## Dataset records on visual material
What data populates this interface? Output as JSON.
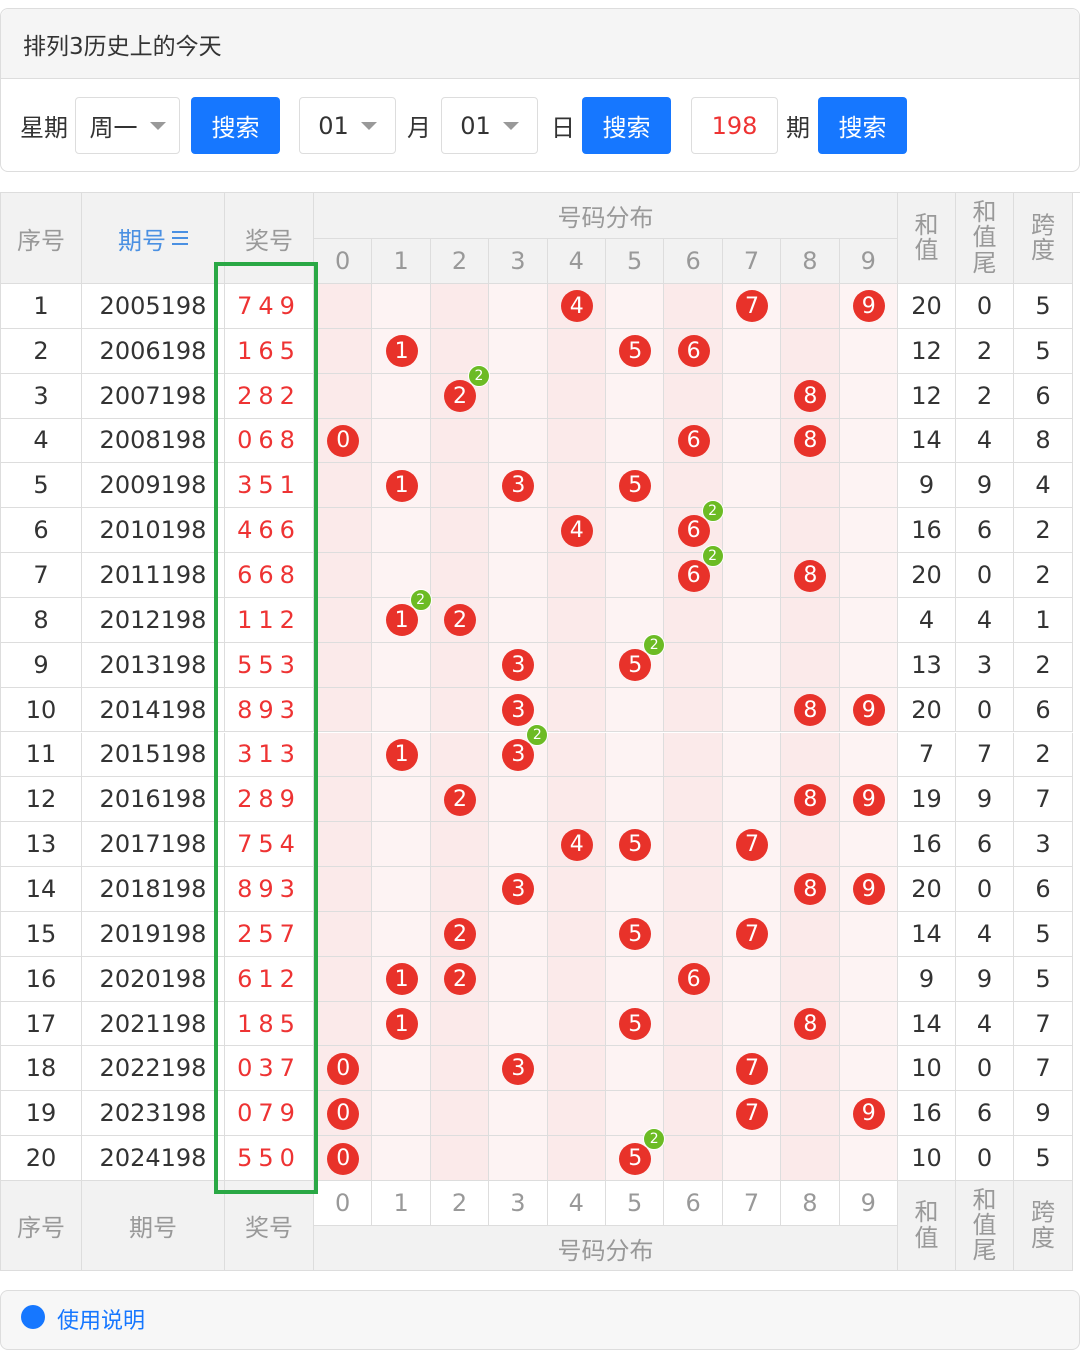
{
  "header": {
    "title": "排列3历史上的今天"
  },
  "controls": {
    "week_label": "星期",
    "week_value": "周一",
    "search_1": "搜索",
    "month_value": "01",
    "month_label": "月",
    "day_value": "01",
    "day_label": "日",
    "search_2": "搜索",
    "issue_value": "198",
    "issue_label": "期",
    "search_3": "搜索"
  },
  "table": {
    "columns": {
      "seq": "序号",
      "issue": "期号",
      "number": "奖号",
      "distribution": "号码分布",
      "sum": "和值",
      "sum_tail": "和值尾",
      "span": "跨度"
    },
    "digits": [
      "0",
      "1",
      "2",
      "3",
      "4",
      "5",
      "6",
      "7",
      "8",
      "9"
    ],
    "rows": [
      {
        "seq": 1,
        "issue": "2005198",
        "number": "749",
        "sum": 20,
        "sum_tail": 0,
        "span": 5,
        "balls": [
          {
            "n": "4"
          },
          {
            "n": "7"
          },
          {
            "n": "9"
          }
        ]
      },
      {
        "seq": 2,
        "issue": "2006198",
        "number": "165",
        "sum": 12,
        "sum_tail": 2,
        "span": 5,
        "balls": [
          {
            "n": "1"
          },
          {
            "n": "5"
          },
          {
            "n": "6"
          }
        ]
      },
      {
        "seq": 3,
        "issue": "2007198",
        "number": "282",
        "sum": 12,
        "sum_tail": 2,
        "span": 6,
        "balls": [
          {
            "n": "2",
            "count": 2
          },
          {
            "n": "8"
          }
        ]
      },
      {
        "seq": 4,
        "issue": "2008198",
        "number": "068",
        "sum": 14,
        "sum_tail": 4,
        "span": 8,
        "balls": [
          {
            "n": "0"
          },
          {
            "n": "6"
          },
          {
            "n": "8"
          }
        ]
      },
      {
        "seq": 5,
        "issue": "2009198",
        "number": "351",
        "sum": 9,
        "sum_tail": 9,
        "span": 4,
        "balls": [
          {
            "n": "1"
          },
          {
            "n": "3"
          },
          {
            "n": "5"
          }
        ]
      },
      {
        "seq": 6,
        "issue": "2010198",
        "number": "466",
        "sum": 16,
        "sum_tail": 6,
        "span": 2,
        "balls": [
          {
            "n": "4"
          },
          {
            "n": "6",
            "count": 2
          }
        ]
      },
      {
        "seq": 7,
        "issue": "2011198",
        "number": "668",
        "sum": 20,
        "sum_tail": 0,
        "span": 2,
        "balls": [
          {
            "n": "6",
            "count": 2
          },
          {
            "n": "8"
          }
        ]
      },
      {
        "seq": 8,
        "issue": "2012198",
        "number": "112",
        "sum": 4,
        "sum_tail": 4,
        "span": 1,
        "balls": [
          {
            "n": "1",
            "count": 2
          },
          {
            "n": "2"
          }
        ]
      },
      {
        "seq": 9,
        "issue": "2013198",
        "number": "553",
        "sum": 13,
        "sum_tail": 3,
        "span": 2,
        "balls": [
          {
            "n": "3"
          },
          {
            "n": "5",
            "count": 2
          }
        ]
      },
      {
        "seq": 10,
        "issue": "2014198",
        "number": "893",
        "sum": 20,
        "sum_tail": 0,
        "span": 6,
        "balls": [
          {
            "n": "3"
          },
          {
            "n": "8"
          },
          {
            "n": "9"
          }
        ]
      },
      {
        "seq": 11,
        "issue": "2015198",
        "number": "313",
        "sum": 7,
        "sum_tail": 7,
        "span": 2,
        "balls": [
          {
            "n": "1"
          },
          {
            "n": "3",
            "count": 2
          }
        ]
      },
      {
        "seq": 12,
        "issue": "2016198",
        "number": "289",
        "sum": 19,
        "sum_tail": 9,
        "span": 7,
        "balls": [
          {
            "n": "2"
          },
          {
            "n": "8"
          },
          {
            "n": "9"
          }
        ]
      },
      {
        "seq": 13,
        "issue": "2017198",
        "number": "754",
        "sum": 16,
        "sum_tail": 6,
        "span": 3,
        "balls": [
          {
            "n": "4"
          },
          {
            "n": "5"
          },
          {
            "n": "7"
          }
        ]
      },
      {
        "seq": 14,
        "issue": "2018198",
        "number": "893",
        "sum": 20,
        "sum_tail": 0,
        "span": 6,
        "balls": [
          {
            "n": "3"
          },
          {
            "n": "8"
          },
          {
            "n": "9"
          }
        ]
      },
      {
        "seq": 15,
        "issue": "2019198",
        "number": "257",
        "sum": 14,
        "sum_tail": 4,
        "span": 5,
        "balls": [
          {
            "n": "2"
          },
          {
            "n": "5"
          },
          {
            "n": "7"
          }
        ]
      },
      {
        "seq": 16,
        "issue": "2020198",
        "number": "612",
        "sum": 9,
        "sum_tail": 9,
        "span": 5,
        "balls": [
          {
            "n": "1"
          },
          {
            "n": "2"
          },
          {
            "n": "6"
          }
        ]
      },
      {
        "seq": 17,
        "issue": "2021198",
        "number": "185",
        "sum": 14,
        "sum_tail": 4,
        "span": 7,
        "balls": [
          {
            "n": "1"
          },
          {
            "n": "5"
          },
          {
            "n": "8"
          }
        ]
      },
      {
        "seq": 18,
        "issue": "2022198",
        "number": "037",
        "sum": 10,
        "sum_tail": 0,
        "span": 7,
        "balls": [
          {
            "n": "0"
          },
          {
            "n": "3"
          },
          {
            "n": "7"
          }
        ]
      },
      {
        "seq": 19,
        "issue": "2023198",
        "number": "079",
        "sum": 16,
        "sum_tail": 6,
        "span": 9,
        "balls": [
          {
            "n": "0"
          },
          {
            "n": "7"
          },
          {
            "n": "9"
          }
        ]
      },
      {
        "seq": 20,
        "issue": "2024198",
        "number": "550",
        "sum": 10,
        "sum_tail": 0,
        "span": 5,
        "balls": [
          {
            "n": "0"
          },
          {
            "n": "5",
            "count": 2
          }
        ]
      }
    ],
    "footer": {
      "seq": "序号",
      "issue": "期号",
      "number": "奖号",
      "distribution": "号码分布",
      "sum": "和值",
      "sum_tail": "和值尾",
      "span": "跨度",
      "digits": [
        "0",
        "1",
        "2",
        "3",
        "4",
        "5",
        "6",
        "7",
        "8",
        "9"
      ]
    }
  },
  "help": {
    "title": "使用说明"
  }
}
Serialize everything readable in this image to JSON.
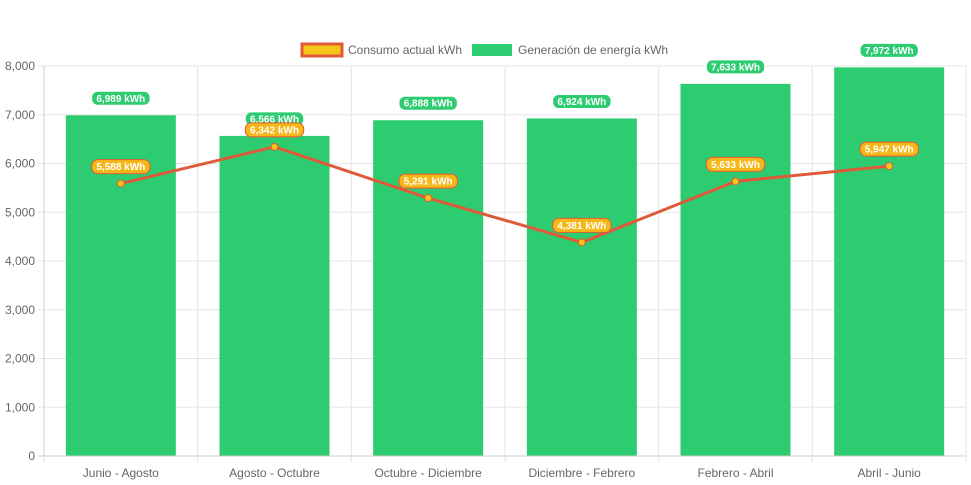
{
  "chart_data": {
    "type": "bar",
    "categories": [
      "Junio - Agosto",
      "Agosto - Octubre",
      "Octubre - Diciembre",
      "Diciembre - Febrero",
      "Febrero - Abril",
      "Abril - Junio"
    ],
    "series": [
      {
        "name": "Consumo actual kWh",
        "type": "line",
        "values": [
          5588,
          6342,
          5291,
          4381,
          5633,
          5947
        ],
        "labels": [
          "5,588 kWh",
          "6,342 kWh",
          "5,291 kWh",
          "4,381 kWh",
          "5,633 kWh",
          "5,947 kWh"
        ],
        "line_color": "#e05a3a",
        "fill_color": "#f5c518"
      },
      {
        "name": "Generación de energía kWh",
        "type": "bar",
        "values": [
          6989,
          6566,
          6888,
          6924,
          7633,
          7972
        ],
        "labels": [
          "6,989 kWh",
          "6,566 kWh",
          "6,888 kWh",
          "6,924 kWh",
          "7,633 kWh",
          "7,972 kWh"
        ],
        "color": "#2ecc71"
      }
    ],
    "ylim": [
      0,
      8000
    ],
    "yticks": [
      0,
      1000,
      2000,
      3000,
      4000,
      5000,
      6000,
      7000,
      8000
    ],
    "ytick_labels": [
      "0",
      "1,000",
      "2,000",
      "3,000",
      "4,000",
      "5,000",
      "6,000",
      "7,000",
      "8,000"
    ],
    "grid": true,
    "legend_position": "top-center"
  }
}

## What to produce
Search the material above for "this". Pull out each line where it shows up.

## Full response
What data populates this interface? Output as JSON.
Serialize everything readable in this image to JSON.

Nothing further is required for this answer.